Extracted data entries:

++++++++++++++++++++

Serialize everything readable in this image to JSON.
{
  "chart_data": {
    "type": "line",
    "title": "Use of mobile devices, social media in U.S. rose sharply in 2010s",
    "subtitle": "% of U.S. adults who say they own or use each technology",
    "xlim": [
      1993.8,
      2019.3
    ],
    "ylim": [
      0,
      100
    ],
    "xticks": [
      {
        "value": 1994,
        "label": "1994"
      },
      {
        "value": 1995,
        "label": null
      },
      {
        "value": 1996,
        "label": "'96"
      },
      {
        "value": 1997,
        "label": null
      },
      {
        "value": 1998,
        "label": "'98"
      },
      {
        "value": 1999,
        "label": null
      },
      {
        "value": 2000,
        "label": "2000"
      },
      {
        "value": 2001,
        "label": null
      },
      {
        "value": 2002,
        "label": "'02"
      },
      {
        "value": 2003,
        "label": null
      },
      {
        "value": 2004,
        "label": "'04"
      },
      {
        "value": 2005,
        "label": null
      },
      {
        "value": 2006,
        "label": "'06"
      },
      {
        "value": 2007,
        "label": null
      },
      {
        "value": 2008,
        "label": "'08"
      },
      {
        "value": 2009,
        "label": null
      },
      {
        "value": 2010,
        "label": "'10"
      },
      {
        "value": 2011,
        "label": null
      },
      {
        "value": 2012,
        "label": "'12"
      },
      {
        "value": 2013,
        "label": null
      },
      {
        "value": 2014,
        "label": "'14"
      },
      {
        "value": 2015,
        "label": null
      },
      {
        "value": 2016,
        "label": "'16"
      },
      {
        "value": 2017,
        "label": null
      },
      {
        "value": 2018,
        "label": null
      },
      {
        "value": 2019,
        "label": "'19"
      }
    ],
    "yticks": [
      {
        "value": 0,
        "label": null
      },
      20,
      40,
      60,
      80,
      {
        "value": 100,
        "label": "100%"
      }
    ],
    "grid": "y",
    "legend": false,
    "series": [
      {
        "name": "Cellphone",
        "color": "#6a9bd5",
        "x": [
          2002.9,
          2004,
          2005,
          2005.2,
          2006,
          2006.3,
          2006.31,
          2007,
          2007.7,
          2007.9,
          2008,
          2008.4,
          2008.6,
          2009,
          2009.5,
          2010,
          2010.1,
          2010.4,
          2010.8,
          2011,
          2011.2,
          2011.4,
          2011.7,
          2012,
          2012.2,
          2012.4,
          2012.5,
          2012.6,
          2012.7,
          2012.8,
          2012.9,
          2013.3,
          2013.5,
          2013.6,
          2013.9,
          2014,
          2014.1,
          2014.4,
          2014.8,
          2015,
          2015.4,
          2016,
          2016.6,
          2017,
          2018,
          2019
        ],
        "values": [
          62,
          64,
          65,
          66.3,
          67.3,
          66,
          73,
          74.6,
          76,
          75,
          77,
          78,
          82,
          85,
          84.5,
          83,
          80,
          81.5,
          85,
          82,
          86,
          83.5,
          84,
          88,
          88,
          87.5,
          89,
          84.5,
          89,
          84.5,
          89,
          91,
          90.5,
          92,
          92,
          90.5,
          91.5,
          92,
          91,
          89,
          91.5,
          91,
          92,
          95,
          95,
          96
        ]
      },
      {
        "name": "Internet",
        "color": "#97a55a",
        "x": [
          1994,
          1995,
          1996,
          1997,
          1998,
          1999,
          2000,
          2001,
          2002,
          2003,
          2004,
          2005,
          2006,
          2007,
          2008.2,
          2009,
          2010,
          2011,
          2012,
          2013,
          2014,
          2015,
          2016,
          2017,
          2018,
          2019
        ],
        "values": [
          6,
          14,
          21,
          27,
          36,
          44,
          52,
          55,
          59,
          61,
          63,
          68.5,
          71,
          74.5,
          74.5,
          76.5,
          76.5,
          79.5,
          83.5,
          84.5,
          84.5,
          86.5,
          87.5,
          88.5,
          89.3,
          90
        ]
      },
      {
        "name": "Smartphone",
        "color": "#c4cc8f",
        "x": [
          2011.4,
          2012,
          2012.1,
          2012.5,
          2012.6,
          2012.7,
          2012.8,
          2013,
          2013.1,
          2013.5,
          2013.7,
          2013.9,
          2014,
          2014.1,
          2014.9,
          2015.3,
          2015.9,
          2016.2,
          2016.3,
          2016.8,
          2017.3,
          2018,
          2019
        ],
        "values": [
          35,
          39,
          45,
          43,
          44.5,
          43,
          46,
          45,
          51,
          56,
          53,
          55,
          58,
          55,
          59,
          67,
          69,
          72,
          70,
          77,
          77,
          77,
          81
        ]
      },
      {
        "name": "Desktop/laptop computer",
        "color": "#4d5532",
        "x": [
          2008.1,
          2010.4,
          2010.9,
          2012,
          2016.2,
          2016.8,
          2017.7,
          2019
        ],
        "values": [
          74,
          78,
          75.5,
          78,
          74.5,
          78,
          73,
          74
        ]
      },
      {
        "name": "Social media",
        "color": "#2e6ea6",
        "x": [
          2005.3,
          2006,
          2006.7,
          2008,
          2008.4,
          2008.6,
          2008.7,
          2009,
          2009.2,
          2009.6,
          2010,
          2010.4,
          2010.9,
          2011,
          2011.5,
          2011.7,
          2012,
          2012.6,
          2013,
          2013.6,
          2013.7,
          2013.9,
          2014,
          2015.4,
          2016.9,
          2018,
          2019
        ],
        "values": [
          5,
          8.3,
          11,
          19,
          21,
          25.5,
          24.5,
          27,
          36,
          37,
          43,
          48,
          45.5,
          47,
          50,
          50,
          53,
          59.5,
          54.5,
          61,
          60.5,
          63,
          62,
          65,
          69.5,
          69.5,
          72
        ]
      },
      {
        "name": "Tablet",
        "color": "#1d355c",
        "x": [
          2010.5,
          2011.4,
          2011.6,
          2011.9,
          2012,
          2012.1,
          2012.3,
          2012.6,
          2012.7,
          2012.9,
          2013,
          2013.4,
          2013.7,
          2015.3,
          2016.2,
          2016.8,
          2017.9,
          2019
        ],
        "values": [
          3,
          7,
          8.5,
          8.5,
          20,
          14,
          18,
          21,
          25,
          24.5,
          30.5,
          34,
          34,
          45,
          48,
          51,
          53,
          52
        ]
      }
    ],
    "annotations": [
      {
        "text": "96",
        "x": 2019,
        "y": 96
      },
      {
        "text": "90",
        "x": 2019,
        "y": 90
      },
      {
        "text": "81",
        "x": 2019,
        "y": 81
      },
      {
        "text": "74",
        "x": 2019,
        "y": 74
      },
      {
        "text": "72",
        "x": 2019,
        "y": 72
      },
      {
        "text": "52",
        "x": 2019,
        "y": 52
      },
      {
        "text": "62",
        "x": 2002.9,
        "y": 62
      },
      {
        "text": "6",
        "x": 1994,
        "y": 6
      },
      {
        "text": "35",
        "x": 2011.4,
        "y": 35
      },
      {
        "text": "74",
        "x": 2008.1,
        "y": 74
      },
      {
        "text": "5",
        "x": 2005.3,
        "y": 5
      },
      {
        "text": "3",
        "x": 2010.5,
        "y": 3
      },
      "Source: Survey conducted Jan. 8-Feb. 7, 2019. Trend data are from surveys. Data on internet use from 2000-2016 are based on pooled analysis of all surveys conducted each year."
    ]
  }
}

++++++++++++++++++++

• The request
State, as a number only, how many lines in the entries include "color".

• Answer to the problem
6